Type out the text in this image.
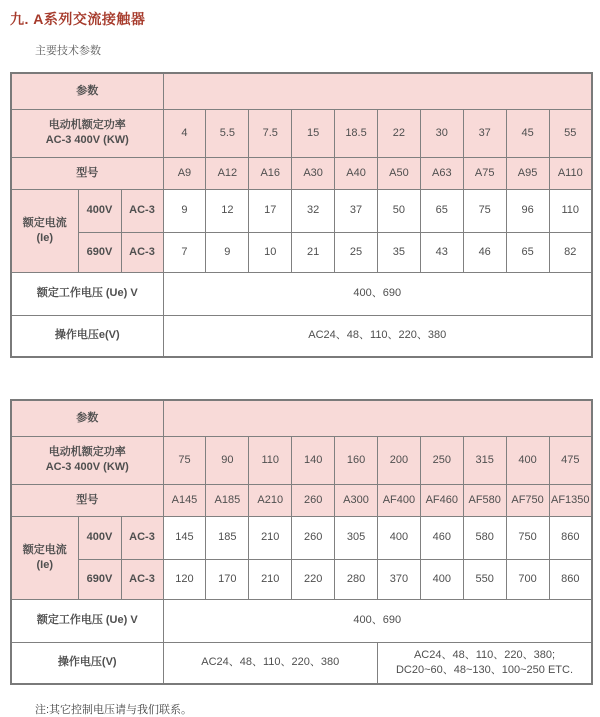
九. A系列交流接触器
主要技术参数
参数												

电动机额定功率
AC-3 400V (KW)			4	5.5	7.5	15	18.5	22	30	37	45	55
型号			A9	A12	A16	A30	A40	A50	A63	A75	A95	A110

额定电流
(Ie)	400V	AC-3	9	12	17	32	37	50	65	75	96	110
	690V	AC-3	7	9	10	21	25	35	43	46	65	82
额定工作电压 (Ue) V			400、690									
操作电压e(V)			AC24、48、110、220、380									
参数												

电动机额定功率
AC-3 400V (KW)			75	90	110	140	160	200	250	315	400	475
型号			A145	A185	A210	260	A300	AF400	AF460	AF580	AF750	AF1350

额定电流
(Ie)	400V	AC-3	145	185	210	260	305	400	460	580	750	860
	690V	AC-3	120	170	210	220	280	370	400	550	700	860
额定工作电压 (Ue) V			400、690									
操作电压(V)			AC24、48、110、220、380					AC24、48、110、220、380;
DC20~60、48~130、100~250 ETC.				
注:其它控制电压请与我们联系。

● DIRECTIONS FOR THIS TASK: Reproduce the data verbatim. Do not carry any picture into the copy.

● SOLVED PROBLEM:
Type out the text in this image.
九. A系列交流接触器
主要技术参数
参数												

电动机额定功率
AC-3 400V (KW)			4	5.5	7.5	15	18.5	22	30	37	45	55
型号			A9	A12	A16	A30	A40	A50	A63	A75	A95	A110

额定电流
(Ie)	400V	AC-3	9	12	17	32	37	50	65	75	96	110
	690V	AC-3	7	9	10	21	25	35	43	46	65	82
额定工作电压 (Ue) V			400、690									
操作电压e(V)			AC24、48、110、220、380									
参数												

电动机额定功率
AC-3 400V (KW)			75	90	110	140	160	200	250	315	400	475
型号			A145	A185	A210	260	A300	AF400	AF460	AF580	AF750	AF1350

额定电流
(Ie)	400V	AC-3	145	185	210	260	305	400	460	580	750	860
	690V	AC-3	120	170	210	220	280	370	400	550	700	860
额定工作电压 (Ue) V			400、690									
操作电压(V)			AC24、48、110、220、380					AC24、48、110、220、380;
DC20~60、48~130、100~250 ETC.				
注:其它控制电压请与我们联系。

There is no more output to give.